- **DIRECTIVE**:
Examine the entries and show every line in which the word "image" is found.

[Saved data entries]
= = = = =
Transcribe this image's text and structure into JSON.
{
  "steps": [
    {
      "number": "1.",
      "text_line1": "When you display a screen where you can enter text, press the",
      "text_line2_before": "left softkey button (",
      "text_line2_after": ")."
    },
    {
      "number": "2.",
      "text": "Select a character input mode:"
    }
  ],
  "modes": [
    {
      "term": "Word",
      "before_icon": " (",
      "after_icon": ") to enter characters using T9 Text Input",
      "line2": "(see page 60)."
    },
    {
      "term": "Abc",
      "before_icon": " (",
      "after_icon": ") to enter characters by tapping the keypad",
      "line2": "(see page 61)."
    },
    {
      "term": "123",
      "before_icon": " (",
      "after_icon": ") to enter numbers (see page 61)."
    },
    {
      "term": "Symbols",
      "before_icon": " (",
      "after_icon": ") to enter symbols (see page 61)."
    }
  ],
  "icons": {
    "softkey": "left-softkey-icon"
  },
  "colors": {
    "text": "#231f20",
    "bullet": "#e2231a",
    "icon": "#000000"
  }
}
= = = = =
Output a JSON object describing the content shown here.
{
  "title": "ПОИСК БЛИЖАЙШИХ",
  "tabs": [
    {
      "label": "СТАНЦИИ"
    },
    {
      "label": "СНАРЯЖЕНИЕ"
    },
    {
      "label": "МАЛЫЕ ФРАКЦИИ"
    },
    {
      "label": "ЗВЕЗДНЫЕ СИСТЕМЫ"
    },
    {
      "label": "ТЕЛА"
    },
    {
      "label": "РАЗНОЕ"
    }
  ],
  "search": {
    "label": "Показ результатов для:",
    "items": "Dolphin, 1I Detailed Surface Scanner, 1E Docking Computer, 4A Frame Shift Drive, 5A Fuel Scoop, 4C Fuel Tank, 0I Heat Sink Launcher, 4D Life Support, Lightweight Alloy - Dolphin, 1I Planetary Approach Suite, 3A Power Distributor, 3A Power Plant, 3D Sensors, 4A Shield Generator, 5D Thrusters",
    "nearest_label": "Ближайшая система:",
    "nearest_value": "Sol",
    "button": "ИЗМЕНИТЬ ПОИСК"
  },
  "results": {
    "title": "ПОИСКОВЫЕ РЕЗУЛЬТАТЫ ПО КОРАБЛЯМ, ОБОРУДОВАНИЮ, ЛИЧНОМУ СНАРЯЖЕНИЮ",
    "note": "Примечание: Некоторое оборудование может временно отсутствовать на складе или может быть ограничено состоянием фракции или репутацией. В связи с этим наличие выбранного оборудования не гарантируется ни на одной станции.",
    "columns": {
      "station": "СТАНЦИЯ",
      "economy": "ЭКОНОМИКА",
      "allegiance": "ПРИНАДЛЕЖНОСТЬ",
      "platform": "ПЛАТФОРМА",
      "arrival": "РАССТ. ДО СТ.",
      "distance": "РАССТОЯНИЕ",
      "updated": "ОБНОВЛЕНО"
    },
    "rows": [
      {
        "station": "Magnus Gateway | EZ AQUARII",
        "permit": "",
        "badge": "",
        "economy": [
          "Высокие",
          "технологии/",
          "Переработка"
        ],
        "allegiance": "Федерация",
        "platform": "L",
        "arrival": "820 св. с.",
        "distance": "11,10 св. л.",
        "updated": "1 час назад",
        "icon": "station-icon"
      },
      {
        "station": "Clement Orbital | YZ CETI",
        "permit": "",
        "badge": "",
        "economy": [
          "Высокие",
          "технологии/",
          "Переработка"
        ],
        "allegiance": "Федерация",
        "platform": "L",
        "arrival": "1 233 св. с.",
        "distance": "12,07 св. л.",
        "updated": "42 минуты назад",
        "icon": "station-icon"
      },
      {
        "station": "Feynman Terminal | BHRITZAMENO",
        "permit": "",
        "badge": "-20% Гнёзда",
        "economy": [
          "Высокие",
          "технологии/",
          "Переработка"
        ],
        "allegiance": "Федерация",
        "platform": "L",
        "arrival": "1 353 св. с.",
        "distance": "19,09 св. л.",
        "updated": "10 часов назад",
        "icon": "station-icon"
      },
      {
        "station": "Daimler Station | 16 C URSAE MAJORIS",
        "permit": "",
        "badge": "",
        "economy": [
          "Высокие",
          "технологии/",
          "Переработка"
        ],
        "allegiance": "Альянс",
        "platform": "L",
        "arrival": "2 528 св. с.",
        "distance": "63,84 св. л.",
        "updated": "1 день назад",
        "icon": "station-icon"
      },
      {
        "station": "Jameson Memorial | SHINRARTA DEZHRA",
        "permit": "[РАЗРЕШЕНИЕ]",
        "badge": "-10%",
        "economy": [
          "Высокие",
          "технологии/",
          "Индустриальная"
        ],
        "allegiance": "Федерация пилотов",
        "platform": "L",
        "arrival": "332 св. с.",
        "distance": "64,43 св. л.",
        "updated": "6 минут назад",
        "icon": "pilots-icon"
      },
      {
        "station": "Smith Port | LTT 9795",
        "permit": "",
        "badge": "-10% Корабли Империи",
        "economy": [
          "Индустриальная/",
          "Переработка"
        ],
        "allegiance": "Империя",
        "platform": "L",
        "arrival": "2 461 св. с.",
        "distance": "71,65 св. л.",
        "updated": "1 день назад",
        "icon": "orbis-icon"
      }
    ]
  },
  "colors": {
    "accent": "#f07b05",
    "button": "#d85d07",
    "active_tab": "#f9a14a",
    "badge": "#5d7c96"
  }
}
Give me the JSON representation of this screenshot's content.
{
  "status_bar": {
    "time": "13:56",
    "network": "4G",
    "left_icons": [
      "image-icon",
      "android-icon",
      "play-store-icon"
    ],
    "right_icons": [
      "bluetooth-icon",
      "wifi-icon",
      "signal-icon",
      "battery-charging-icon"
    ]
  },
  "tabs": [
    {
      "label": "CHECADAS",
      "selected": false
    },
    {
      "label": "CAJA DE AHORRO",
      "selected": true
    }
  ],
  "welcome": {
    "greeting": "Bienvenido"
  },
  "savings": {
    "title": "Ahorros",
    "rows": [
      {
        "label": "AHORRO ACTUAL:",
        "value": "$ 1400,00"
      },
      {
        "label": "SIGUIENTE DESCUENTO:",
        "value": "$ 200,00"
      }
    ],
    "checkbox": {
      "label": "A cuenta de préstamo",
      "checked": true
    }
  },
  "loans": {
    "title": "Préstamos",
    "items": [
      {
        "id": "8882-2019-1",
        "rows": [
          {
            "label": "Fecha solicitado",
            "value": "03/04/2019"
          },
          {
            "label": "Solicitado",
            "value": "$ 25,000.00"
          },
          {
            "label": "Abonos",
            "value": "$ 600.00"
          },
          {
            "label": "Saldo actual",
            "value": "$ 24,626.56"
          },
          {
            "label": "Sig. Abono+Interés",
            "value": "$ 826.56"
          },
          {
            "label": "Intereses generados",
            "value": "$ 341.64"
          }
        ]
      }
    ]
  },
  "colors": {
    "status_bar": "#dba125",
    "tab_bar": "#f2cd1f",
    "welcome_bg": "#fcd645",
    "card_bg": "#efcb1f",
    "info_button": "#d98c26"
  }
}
= = = = =
- **SOLUTION TO THE EXERCISE**:
Transcribe this image's text and structure into JSON.
      "image-icon",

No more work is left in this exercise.